> _Required work_
Go through the listing and copy each line with the string "houses".

[Records about charts and figures]
##############################

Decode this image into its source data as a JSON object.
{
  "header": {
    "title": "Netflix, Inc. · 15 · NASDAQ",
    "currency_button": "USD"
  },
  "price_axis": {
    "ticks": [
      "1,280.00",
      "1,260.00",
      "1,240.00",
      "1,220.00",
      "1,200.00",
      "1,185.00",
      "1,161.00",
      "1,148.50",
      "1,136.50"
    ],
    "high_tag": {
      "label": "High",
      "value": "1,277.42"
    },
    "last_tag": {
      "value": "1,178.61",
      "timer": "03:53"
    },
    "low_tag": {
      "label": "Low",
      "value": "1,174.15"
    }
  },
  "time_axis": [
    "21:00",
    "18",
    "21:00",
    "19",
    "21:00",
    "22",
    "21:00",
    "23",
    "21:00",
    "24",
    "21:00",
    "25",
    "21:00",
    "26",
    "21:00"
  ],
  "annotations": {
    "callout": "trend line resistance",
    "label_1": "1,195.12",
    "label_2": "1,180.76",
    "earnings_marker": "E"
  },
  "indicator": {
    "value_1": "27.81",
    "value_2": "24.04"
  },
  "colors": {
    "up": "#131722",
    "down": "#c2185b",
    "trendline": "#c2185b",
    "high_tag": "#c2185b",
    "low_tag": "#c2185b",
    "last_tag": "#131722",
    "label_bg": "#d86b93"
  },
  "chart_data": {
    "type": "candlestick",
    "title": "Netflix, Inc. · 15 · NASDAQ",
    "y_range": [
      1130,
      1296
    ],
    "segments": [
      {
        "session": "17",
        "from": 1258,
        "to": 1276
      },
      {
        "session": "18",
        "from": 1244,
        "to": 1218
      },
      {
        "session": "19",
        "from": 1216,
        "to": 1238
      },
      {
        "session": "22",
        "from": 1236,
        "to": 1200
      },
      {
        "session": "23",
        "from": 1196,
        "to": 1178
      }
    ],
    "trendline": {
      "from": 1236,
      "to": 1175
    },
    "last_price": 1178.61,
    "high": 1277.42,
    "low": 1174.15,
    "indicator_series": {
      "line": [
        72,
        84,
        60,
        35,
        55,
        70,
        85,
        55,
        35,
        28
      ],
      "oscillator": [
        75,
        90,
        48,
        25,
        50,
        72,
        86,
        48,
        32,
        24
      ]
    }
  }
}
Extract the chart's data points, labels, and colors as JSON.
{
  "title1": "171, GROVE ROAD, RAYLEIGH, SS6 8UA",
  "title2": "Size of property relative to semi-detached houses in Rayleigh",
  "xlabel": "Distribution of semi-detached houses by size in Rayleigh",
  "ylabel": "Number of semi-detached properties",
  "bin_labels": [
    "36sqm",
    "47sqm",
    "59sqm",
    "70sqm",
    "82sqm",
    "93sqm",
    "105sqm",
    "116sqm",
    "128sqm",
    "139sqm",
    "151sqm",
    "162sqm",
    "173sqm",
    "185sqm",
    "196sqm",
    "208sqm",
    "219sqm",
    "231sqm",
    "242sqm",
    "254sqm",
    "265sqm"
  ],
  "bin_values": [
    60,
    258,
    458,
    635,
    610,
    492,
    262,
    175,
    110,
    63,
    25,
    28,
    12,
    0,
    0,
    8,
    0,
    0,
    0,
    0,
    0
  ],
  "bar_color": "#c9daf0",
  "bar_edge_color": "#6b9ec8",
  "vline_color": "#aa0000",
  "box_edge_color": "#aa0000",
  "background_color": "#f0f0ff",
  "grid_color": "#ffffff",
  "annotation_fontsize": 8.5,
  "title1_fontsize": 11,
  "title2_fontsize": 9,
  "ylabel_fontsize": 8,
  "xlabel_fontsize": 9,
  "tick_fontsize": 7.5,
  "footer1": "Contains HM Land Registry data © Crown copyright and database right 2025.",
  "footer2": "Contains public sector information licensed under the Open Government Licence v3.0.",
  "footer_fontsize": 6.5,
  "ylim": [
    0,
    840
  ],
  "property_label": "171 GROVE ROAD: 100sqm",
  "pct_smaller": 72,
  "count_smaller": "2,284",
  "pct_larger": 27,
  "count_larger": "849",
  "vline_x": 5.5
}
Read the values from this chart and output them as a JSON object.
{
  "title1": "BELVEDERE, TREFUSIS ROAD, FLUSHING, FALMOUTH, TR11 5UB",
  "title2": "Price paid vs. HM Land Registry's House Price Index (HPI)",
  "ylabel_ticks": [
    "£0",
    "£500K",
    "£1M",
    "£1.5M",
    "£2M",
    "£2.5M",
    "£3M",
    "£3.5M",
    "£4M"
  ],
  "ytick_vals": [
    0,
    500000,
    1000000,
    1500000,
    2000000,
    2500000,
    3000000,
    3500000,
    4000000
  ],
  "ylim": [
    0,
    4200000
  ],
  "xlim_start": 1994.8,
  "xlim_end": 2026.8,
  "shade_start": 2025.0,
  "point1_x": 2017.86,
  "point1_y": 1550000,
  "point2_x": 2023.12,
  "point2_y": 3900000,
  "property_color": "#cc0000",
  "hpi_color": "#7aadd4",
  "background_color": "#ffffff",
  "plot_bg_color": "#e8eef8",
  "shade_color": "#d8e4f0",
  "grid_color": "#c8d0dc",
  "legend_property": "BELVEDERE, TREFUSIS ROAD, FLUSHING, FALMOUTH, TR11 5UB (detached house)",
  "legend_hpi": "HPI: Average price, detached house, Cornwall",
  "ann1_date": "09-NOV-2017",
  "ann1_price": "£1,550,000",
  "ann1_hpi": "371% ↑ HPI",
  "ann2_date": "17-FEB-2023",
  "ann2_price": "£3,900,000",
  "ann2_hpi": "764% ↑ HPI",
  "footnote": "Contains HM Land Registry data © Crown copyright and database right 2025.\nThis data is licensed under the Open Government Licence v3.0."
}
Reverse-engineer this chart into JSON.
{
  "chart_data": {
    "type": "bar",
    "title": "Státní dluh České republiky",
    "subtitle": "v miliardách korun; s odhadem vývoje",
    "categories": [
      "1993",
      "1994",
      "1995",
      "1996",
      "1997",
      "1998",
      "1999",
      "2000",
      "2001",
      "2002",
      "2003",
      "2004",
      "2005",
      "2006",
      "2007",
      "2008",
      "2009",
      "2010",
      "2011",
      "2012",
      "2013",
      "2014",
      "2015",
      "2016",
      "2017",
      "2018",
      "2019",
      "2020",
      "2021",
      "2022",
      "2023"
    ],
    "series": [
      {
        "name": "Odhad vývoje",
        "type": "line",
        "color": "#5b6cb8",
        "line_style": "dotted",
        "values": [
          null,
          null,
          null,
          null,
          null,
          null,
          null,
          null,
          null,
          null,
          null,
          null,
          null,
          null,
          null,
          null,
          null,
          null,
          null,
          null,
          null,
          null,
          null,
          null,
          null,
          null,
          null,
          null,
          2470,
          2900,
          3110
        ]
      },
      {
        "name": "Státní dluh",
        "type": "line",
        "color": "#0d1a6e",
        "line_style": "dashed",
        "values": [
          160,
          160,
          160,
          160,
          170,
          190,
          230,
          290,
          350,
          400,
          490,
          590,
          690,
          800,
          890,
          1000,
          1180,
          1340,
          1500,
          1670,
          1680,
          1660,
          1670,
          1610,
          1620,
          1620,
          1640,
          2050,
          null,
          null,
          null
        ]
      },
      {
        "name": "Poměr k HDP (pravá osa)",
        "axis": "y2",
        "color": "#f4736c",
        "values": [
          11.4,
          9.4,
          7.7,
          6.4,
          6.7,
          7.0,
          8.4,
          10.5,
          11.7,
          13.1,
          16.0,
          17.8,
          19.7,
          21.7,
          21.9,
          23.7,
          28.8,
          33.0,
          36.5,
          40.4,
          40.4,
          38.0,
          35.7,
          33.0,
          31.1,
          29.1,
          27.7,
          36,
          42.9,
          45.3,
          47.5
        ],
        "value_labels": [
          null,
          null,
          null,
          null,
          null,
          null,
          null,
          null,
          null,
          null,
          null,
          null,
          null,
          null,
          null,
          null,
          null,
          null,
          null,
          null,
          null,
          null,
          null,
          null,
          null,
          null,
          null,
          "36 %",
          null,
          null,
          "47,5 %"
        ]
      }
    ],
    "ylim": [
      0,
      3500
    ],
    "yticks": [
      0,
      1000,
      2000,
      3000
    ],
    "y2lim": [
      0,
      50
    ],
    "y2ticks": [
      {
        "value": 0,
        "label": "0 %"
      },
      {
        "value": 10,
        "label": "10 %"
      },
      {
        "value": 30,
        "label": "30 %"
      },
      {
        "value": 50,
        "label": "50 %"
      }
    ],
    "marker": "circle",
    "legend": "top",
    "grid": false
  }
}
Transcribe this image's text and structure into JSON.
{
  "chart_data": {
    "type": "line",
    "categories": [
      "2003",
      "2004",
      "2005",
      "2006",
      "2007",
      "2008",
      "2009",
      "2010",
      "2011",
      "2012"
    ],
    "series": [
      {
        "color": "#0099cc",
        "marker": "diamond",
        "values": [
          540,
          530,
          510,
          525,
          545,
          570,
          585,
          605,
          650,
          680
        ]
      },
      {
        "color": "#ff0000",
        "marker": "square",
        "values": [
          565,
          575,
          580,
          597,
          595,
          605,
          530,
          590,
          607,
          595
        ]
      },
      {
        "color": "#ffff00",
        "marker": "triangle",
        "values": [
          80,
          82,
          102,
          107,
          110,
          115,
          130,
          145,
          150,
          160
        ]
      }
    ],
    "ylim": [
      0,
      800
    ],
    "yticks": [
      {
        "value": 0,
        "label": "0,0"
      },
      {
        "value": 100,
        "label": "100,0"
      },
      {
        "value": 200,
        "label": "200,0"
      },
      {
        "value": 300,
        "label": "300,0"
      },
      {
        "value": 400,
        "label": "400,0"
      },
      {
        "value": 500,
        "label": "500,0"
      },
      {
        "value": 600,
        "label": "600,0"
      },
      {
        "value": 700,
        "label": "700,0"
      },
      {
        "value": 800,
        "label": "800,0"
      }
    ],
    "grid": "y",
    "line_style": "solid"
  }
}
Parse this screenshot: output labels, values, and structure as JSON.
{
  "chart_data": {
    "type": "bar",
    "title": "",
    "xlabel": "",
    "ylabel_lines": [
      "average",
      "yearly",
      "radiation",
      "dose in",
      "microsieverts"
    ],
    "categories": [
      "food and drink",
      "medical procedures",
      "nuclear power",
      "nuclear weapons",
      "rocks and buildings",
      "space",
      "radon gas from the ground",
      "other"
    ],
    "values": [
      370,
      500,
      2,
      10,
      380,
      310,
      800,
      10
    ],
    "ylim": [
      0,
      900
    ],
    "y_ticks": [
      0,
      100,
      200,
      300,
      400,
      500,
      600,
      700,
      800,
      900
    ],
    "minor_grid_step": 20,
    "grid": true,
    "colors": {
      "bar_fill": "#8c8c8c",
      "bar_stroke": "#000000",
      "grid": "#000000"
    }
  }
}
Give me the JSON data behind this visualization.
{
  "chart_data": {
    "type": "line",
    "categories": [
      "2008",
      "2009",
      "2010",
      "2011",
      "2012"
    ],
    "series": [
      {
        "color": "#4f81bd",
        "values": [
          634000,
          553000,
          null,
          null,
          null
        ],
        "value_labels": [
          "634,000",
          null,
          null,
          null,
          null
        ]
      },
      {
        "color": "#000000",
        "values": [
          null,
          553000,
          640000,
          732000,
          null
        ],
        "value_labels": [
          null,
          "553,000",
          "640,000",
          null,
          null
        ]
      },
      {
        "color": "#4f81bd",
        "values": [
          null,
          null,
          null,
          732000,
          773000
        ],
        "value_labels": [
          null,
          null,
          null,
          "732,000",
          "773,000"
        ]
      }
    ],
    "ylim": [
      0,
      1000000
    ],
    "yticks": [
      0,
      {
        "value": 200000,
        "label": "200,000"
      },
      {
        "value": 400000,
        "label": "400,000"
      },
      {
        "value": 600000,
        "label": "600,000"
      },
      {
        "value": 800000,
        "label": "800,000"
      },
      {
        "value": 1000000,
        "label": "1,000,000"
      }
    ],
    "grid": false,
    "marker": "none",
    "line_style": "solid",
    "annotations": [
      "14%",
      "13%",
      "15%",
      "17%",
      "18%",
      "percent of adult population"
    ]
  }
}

##############################

> _Result for this exercise_
  "title2": "Size of property relative to semi-detached houses in Rayleigh",
  "xlabel": "Distribution of semi-detached houses by size in Rayleigh",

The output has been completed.